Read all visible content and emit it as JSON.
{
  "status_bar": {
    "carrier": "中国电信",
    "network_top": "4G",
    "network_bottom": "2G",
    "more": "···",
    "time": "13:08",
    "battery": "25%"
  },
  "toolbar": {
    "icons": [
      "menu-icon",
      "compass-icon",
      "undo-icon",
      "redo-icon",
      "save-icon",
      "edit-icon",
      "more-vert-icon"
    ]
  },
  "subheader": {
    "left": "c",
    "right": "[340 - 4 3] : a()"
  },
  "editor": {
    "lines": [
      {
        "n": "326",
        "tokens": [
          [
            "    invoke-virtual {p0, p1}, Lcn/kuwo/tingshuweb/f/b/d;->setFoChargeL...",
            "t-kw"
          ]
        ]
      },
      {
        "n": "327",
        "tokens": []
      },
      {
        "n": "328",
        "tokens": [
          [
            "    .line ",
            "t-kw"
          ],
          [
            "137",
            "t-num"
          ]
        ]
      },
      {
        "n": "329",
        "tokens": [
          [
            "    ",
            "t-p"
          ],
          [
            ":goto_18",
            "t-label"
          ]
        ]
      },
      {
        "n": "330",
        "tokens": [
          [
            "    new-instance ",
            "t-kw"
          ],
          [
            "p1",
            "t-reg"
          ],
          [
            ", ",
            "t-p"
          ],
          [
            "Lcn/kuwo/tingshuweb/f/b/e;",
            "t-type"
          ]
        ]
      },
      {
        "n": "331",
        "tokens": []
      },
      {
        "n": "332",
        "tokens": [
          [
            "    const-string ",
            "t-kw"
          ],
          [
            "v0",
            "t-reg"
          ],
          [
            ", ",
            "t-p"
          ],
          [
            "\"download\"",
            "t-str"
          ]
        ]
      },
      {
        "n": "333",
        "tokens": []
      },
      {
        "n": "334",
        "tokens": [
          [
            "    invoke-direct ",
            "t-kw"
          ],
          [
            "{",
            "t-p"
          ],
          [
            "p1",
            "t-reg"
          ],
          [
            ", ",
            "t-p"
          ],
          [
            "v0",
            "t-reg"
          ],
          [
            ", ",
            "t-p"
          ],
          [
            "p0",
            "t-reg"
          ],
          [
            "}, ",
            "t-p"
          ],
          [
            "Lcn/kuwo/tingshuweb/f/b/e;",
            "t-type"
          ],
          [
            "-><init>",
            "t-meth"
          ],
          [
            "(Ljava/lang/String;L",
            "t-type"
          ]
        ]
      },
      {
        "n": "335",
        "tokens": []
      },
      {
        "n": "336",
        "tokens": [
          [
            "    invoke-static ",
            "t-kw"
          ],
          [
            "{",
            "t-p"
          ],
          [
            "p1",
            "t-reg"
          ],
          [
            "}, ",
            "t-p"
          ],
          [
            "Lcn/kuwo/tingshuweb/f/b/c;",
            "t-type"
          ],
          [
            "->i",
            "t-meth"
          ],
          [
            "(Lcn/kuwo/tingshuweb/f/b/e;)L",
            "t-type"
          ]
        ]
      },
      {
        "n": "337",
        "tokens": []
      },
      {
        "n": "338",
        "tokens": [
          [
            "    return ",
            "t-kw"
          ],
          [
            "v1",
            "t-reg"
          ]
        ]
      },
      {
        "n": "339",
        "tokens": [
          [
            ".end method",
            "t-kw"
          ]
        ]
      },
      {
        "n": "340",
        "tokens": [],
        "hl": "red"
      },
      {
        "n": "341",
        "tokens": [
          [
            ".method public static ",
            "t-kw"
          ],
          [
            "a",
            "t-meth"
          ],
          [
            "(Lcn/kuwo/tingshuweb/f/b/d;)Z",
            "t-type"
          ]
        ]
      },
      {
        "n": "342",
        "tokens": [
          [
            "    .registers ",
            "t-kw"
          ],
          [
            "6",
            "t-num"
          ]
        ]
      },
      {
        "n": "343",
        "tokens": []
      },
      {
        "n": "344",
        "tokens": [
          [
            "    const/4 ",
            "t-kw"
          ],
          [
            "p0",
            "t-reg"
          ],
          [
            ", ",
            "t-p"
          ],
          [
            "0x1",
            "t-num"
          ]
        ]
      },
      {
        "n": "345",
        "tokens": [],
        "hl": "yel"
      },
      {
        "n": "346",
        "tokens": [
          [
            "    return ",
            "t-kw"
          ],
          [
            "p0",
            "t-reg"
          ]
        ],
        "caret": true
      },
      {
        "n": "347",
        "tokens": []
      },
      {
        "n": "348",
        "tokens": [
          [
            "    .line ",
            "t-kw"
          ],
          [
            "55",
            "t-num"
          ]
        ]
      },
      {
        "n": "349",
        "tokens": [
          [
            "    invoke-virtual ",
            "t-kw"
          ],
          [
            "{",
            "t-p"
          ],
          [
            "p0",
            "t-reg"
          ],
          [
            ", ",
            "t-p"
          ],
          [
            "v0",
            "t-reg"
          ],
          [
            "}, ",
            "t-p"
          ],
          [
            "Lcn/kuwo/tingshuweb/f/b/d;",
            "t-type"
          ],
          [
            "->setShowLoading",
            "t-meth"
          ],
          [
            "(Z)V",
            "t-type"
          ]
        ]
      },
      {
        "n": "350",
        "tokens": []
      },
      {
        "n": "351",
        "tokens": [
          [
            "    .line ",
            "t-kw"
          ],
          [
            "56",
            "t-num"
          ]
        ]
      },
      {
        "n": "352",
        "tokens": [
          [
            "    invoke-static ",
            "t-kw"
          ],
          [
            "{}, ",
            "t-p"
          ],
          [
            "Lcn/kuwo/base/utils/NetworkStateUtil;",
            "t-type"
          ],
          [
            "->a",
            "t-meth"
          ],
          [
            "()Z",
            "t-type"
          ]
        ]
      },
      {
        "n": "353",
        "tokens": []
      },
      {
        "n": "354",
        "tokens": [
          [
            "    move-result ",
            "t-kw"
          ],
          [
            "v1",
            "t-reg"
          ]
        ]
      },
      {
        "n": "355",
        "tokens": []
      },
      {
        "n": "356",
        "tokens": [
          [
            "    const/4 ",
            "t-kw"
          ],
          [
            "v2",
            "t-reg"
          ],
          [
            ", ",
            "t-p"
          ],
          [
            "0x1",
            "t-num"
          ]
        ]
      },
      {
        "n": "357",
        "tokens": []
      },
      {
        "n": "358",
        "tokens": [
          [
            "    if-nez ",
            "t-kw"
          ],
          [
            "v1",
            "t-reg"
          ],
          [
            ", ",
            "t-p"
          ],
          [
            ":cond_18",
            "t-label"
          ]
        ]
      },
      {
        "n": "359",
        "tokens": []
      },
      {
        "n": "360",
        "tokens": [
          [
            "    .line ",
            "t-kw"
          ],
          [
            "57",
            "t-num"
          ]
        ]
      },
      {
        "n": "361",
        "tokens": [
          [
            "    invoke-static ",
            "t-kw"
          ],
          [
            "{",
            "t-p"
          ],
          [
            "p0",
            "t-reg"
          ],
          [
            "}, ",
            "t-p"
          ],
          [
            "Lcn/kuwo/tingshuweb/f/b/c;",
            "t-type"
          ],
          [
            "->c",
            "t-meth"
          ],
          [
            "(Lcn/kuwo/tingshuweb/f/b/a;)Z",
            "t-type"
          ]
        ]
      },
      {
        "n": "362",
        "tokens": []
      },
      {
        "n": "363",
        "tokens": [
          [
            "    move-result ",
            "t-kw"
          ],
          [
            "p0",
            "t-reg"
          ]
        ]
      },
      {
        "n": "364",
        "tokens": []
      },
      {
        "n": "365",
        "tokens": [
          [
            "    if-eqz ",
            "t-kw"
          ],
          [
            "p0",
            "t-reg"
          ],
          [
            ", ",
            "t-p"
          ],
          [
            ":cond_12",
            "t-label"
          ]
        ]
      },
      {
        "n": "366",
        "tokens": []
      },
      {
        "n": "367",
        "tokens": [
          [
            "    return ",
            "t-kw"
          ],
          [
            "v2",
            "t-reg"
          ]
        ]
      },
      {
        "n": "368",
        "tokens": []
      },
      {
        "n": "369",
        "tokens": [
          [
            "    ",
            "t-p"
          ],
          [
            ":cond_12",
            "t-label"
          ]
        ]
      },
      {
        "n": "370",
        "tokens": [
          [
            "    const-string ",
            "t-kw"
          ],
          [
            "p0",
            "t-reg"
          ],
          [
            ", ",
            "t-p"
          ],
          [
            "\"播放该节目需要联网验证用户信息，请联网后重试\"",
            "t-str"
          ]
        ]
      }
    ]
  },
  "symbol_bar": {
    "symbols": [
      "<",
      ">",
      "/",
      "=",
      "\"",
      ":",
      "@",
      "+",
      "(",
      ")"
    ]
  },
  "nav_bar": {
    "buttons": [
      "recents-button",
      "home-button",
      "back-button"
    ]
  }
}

== Your instructions ==
Find each line holding the word "virtual" and copy it.

== The completed task ==
            "    invoke-virtual {p0, p1}, Lcn/kuwo/tingshuweb/f/b/d;->setFoChargeL...",
            "    invoke-virtual ",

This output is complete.